OBJECTIVE:
Scan the material below for lines with the word "type" and report how many there are, with nothing added.

--- Start DATA LINES ---

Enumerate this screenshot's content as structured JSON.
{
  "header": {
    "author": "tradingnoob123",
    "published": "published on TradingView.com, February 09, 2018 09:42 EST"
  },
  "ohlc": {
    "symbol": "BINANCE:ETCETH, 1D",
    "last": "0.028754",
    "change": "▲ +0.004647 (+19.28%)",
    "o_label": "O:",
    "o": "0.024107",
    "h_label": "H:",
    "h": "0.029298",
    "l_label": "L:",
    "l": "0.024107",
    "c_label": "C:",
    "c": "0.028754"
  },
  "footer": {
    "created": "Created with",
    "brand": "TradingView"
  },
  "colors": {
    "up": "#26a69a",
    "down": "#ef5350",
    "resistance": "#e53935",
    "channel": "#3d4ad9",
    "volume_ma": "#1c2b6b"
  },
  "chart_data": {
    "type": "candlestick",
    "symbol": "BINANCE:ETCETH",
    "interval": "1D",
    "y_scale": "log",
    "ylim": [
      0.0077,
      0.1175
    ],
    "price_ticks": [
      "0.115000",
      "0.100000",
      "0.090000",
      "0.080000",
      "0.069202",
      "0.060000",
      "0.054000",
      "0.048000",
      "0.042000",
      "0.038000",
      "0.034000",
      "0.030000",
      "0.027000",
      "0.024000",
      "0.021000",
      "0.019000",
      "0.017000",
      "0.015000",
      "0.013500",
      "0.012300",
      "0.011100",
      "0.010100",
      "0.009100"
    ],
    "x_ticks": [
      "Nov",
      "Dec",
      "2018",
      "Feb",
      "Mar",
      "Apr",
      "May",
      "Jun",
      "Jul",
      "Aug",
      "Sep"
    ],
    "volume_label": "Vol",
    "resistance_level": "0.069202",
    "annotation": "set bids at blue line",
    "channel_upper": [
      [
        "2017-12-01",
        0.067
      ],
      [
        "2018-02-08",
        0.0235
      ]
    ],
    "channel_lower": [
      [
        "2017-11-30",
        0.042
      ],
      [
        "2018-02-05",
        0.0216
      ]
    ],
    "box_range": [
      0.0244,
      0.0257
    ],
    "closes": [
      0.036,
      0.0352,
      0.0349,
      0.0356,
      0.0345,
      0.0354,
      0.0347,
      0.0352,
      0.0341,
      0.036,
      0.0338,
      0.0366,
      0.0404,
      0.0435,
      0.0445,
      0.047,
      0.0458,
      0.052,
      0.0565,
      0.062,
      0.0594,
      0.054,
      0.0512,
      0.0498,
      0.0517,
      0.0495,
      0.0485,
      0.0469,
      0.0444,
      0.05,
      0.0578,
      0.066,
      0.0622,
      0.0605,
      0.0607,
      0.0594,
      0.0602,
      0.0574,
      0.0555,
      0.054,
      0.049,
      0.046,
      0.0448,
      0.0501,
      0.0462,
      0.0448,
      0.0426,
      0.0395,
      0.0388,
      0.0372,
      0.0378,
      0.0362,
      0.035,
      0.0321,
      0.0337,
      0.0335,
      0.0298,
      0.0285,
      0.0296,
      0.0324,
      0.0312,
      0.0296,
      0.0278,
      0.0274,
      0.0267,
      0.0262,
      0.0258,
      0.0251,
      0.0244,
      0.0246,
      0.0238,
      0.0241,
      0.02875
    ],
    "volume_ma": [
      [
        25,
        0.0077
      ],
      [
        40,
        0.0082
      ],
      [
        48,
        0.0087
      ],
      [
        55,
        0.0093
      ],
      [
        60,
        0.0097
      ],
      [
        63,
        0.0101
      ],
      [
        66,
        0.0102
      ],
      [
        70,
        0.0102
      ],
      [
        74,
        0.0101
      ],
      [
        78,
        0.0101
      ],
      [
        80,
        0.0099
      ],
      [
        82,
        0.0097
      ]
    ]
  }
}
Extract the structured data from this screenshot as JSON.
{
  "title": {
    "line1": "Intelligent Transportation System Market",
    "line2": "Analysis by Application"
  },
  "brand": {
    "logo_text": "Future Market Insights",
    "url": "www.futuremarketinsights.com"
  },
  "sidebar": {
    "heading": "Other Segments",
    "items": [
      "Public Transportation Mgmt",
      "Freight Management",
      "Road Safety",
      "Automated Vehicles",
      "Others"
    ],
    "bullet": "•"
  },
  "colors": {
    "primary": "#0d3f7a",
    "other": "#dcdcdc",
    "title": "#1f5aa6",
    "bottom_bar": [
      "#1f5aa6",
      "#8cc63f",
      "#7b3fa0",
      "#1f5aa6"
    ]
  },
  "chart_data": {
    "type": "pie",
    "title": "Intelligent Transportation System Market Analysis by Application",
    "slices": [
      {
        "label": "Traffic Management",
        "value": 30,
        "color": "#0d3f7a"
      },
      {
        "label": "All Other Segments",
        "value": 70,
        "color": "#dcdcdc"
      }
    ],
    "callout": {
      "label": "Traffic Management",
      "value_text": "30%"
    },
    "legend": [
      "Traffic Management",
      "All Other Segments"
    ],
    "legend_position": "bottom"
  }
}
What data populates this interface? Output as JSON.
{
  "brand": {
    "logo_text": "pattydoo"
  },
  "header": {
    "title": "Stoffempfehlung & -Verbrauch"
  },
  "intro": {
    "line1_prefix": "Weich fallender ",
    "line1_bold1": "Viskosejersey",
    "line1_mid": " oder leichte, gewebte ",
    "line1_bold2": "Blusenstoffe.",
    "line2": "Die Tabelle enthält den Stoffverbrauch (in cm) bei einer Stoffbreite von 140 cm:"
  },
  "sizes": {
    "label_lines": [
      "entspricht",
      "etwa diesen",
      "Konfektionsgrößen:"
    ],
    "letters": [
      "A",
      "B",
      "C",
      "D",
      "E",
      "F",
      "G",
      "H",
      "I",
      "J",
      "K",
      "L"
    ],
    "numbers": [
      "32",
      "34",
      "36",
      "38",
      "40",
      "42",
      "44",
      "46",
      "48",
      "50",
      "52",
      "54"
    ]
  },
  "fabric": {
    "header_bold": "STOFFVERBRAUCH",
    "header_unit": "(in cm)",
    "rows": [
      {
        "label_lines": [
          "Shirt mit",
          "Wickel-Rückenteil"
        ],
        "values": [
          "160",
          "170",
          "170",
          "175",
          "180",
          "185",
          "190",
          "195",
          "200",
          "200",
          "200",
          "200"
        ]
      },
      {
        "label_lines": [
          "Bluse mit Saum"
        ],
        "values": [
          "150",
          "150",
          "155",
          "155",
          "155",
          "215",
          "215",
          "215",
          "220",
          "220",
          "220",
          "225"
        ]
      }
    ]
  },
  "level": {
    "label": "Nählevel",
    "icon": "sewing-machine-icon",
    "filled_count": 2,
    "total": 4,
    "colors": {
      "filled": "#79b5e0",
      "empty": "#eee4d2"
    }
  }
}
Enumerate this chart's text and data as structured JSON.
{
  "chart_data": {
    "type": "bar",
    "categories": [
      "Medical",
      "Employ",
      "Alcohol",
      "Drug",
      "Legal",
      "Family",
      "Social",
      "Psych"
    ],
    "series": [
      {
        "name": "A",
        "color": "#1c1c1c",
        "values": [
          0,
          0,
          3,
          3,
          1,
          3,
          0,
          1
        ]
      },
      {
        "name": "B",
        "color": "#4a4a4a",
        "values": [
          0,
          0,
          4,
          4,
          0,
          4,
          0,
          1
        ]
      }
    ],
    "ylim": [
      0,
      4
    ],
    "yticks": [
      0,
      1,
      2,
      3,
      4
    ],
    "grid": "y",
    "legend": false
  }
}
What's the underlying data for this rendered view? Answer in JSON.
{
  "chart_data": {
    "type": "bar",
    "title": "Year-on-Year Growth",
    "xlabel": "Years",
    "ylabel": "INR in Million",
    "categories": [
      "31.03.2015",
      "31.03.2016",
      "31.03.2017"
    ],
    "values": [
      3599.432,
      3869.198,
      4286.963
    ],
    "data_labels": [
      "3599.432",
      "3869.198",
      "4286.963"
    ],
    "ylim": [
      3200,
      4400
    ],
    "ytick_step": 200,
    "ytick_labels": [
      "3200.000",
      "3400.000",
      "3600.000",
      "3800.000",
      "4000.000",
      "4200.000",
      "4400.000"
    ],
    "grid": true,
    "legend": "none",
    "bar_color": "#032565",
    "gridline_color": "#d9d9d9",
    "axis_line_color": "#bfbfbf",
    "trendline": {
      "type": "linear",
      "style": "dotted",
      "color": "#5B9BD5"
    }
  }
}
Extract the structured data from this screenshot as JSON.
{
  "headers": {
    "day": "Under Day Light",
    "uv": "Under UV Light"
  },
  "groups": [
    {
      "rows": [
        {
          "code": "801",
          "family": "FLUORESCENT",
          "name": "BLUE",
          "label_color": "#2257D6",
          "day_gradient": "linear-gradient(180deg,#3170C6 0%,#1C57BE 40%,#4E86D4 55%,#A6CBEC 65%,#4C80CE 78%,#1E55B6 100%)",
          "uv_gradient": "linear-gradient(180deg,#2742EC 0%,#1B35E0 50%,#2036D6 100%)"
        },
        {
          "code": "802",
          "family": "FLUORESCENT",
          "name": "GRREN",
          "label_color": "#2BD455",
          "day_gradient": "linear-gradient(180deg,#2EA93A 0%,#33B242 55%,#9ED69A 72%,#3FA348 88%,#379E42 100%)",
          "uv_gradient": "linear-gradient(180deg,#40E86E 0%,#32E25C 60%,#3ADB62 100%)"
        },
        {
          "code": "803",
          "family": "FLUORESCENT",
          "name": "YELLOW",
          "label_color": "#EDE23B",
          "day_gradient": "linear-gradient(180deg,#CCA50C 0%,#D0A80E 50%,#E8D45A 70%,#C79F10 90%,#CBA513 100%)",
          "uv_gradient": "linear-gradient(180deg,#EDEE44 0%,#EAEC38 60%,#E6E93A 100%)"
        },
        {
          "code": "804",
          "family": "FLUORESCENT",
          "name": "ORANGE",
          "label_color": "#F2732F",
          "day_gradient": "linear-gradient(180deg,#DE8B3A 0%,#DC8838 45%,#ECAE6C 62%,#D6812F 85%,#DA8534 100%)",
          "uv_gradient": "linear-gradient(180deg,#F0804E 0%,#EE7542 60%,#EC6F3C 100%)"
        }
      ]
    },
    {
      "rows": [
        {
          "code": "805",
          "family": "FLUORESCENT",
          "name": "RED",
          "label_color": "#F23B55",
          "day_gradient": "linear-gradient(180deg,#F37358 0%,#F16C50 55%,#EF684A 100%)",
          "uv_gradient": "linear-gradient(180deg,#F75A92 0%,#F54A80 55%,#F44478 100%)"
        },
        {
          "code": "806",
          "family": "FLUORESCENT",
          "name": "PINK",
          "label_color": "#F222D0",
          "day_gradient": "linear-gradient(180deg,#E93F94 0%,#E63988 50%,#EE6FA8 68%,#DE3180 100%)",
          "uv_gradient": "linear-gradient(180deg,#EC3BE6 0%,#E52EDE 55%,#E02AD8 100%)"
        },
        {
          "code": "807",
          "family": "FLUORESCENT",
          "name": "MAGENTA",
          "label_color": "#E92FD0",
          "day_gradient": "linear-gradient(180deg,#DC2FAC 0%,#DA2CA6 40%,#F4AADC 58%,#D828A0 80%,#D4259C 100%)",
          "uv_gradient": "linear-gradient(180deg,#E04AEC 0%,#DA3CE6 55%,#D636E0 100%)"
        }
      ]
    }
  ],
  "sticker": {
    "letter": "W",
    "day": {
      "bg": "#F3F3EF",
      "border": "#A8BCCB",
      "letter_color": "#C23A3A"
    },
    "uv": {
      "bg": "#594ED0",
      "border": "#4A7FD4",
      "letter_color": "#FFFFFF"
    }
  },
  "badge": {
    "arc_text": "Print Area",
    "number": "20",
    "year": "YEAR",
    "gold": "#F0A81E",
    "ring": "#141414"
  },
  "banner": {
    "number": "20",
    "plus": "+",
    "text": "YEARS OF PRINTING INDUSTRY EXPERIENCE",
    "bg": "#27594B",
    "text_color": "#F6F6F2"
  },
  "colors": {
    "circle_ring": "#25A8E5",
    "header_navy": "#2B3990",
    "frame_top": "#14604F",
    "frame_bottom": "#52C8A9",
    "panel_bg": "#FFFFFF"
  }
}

--- End DATA LINES ---

RESPONSE TO THE EXERCISE:
5